*WORK ITEM*.
Check each line of the entries below for the word "Infused", then report how many have it, with no other words.

Dataset records of document pages:
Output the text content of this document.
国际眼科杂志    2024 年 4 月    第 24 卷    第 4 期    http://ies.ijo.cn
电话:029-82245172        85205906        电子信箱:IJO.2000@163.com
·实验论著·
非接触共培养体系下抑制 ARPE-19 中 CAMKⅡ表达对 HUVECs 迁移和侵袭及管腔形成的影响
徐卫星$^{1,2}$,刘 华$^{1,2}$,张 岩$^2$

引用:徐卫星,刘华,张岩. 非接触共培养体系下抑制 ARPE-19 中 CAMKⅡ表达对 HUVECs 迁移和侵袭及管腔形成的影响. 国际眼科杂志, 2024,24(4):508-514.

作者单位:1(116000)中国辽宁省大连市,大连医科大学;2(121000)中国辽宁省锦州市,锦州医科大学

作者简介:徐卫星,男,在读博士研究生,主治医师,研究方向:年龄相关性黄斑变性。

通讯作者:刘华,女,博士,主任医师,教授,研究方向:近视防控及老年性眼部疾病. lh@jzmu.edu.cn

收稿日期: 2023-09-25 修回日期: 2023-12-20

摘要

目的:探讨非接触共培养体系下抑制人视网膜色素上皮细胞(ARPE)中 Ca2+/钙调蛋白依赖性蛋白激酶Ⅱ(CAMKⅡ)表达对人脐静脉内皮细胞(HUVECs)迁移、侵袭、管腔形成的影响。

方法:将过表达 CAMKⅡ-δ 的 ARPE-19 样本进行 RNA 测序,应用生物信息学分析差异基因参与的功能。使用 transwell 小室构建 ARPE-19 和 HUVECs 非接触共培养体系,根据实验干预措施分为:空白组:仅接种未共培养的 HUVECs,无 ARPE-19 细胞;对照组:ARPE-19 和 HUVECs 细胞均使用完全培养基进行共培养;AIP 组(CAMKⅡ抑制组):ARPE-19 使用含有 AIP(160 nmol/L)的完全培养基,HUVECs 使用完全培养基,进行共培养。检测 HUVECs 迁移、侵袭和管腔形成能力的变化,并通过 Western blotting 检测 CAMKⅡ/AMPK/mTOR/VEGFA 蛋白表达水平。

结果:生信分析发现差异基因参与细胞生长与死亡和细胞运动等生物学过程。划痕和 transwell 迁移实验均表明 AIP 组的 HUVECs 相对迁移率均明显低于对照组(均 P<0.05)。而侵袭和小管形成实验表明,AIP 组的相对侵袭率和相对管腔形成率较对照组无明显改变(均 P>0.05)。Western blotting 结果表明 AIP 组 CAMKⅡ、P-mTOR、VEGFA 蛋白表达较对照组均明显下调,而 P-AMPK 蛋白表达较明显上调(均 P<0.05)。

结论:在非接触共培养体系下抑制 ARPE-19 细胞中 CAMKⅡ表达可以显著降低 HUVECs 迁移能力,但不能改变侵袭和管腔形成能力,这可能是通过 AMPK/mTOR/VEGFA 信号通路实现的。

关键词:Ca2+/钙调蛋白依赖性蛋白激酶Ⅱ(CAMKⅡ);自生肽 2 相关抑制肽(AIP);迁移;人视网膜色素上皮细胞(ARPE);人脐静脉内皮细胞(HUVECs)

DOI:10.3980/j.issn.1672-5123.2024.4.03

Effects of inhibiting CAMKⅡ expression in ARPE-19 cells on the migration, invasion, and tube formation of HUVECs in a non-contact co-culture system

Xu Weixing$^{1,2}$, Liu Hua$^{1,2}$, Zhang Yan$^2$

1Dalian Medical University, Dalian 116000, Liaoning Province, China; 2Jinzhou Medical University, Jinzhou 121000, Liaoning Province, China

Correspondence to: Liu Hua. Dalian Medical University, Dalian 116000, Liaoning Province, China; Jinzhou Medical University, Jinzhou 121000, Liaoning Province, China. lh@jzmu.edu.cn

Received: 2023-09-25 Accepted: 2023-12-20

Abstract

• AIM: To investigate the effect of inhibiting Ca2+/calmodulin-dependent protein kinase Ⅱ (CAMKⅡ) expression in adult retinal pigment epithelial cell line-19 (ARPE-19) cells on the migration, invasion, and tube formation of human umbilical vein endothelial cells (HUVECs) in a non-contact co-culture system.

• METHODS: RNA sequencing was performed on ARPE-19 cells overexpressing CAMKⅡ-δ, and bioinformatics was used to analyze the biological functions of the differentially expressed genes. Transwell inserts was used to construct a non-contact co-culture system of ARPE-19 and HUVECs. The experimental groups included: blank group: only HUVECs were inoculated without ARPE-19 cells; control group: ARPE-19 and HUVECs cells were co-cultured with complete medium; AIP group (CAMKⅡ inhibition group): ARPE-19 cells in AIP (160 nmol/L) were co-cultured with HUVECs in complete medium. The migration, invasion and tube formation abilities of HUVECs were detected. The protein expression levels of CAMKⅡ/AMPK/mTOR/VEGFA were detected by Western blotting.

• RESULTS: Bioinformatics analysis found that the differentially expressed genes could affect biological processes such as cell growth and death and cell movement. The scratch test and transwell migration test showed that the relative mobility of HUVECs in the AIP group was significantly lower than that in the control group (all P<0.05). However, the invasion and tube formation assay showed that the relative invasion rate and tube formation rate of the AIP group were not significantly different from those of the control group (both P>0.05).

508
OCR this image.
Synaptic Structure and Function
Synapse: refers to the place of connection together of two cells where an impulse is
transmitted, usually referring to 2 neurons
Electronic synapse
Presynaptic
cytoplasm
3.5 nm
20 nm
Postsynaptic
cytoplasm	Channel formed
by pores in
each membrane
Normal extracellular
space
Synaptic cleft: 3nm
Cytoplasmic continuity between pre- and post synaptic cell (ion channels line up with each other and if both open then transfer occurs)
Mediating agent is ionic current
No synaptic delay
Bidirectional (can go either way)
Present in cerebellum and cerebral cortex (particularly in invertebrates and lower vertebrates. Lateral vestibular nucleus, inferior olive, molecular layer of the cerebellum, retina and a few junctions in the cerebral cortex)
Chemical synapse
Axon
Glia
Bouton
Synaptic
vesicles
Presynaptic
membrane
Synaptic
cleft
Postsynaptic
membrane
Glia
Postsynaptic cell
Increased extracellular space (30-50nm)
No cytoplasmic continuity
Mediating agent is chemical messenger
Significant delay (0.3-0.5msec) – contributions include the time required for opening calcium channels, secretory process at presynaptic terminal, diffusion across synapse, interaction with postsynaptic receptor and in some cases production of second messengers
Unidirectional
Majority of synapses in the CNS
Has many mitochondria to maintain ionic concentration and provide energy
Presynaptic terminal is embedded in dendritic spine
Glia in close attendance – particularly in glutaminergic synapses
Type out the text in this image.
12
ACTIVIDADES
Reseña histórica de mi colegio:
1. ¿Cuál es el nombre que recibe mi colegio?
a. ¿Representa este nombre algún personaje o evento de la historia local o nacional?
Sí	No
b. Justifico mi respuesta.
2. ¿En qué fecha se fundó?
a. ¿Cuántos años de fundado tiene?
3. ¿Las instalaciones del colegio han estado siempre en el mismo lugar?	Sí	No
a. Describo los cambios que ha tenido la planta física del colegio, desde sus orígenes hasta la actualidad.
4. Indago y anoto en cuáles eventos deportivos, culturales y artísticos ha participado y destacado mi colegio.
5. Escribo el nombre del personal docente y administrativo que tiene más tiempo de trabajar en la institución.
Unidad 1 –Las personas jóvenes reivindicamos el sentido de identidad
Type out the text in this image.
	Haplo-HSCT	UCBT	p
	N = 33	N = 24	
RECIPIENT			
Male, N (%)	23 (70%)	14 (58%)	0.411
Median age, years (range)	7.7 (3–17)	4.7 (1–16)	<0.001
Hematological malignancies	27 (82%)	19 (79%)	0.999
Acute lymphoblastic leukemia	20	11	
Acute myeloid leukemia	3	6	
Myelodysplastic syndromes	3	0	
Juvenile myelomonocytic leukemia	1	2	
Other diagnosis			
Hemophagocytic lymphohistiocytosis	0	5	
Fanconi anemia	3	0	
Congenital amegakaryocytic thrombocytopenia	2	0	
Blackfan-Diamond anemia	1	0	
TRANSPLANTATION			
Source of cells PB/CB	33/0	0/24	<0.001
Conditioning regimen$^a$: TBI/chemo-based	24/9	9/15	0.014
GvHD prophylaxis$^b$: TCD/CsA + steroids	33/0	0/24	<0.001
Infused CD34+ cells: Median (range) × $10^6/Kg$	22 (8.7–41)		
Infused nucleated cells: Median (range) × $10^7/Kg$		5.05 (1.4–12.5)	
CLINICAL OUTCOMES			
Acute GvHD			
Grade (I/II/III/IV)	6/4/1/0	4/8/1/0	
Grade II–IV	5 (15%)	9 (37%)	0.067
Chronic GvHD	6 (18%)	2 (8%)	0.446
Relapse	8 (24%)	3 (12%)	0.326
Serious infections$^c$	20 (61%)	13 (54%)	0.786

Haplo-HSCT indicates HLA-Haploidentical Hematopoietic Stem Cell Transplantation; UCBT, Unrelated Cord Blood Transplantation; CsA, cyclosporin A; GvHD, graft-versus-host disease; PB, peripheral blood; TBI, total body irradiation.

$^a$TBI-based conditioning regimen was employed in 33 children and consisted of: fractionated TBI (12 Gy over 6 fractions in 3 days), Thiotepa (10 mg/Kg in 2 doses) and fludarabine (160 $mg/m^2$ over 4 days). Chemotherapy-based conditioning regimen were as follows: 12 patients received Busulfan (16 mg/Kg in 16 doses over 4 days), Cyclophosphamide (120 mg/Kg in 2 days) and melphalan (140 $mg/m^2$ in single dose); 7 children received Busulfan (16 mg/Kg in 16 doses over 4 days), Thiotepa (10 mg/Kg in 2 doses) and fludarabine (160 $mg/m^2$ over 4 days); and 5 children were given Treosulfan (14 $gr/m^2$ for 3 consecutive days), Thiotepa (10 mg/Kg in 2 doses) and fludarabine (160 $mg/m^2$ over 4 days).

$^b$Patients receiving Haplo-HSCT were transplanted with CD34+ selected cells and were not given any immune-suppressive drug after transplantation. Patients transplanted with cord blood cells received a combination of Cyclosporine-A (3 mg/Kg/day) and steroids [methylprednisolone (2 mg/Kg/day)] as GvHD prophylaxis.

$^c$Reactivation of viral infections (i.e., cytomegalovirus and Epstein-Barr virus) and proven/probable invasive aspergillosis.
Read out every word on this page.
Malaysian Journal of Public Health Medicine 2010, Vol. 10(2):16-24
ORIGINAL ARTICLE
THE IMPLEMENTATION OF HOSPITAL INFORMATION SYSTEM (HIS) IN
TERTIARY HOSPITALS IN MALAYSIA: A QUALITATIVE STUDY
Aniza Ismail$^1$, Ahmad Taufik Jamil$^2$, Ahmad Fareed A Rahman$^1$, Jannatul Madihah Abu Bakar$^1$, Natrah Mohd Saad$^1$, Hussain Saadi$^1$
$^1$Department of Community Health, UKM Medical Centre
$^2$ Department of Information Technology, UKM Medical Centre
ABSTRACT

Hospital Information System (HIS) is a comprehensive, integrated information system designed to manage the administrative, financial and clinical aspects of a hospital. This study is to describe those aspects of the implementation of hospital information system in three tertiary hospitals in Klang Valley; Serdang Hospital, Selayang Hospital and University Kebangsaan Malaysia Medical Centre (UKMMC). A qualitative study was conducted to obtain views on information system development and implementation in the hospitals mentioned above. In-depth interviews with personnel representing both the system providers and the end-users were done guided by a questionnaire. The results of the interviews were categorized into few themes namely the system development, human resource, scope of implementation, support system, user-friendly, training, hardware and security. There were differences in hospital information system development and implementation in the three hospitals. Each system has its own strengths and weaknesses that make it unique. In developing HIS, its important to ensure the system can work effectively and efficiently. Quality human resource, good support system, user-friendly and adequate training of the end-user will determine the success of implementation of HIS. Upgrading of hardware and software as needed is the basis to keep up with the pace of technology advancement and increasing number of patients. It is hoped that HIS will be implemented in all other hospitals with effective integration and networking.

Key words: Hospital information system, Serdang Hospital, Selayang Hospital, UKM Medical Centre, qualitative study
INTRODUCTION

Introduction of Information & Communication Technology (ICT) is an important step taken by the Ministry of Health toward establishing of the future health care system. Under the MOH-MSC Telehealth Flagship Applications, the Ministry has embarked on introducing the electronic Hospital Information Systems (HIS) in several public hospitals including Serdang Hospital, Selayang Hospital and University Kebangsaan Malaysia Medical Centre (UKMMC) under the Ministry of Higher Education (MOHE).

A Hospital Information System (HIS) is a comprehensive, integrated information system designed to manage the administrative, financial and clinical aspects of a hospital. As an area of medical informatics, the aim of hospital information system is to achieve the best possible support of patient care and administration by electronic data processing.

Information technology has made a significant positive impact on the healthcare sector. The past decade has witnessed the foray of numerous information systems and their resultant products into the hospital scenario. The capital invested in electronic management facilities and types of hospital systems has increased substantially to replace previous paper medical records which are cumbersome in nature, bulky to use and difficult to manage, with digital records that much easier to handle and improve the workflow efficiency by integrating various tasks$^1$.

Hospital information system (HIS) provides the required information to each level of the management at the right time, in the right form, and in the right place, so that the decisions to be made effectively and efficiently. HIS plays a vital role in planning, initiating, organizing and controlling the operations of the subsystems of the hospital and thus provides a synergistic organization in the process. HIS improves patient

*ANSWER FOR THIS EXERCISE*.
2